課題のねらい -> 「かんざしを挿して帰す」という教えについての下の文章を、一字一句変えずに全文書き写しなさい。

抜粋した文章 ->
__________________________________________________

クライアントの頭に残したい質問

ショートコーチングのコツは

 駆け出し時代に先輩からショートコーチング(10分以下など短時間のコーチング)のコツを教わったことがあります。曰く

クライアントの頭にかんざしを挿して帰すんだ

先輩の教え
かんざしを挿して帰す

 意味不明ですよね。。。なのでどういうことかを確認しました。

僕「え?かんざし?どういうことですか?」
先輩「頭にかんざし挿さってたら、気になるでしょ?鏡とか見た時とか、ふと頭に手をやったときとか」
僕「。。。ああ。。日常でも考え続けてもらえるように、相手に質問を残す。みたいなことですか」
先輩「うん。そうとも言えるかな」

先輩とのやりとり

 あんまり要領を得なかったのですが、そのおかげで僕の頭にはガッツリかんざしが挿さってしまい(笑)、それからしばらくはこのことについて考え続けたのでした。すごいよ先輩

 これはNLP指導者の山﨑啓支先生の言う「空白の原則」とも関係がありそうですね。人間の脳は空白を嫌うのです。

 あたまの中に疑問が浮かぶ。でもその答えが見つからない。

 この状態が空白です。多くの人にとって、この状態は不快なので、はやく答えが欲しくなるのです。だからこの空白を埋めるべく脳は動いていきます。それが「空白の原則」です

 「かんざしを挿して帰す」とは「空白をつくって帰す」でもあるわけです。

__________________________________________________

抽出した行 ->
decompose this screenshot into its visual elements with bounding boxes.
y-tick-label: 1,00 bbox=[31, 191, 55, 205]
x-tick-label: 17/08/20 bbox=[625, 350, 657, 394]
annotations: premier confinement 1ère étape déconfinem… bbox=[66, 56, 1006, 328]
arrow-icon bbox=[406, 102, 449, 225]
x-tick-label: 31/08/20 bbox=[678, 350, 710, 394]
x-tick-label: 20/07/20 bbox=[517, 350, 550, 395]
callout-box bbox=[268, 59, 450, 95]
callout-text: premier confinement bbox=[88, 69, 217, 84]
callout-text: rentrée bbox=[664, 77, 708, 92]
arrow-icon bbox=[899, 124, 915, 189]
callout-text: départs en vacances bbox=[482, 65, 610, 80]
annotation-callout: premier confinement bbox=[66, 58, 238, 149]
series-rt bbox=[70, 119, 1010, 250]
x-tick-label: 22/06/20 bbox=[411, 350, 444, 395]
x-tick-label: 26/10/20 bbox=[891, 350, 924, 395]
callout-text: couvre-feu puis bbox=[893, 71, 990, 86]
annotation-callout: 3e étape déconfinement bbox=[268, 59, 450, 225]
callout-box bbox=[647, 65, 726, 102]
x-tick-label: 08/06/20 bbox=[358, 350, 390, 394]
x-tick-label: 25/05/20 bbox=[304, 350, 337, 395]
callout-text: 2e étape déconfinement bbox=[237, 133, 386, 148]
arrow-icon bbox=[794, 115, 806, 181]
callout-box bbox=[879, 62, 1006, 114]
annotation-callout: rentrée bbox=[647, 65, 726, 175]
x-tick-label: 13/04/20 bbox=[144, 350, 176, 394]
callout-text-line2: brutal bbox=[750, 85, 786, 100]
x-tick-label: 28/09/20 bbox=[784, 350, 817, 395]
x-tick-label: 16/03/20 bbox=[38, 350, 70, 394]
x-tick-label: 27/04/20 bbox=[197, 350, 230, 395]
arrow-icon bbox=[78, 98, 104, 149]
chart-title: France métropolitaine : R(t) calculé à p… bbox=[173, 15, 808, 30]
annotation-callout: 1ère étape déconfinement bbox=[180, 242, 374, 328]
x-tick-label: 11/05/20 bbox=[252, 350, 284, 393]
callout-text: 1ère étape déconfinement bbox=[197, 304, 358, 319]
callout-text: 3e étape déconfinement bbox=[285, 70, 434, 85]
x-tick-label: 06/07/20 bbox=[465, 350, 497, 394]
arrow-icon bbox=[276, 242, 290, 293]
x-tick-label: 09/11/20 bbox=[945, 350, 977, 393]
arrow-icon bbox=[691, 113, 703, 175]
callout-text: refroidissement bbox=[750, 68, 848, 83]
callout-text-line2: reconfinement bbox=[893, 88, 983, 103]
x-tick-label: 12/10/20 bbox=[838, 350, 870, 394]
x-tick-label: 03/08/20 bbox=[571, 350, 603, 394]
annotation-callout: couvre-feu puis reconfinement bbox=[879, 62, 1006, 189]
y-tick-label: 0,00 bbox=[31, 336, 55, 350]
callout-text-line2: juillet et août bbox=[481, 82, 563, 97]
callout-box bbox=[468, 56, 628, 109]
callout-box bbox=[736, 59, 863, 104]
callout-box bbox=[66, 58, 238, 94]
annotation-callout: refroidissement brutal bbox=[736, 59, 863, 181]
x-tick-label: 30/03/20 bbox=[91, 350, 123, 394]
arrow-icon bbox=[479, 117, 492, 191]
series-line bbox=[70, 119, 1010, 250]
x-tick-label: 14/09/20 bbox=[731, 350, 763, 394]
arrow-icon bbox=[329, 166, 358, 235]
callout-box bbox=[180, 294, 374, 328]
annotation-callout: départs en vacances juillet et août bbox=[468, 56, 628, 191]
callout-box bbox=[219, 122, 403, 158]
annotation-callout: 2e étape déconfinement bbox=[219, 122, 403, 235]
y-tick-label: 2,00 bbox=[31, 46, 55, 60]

__________________________________________________

課題の解答 ->
クライアントの頭に残したい質問

ショートコーチングのコツは

 駆け出し時代に先輩からショートコーチング(10分以下など短時間のコーチング)のコツを教わったことがあります。曰く

クライアントの頭にかんざしを挿して帰すんだ

先輩の教え
かんざしを挿して帰す

 意味不明ですよね。。。なのでどういうことかを確認しました。

僕「え?かんざし?どういうことですか?」
先輩「頭にかんざし挿さってたら、気になるでしょ?鏡とか見た時とか、ふと頭に手をやったときとか」
僕「。。。ああ。。日常でも考え続けてもらえるように、相手に質問を残す。みたいなことですか」
先輩「うん。そうとも言えるかな」

先輩とのやりとり

 あんまり要領を得なかったのですが、そのおかげで僕の頭にはガッツリかんざしが挿さってしまい(笑)、それからしばらくはこのことについて考え続けたのでした。すごいよ先輩

 これはNLP指導者の山﨑啓支先生の言う「空白の原則」とも関係がありそうですね。人間の脳は空白を嫌うのです。

 あたまの中に疑問が浮かぶ。でもその答えが見つからない。

 この状態が空白です。多くの人にとって、この状態は不快なので、はやく答えが欲しくなるのです。だからこの空白を埋めるべく脳は動いていきます。それが「空白の原則」です

 「かんざしを挿して帰す」とは「空白をつくって帰す」でもあるわけです。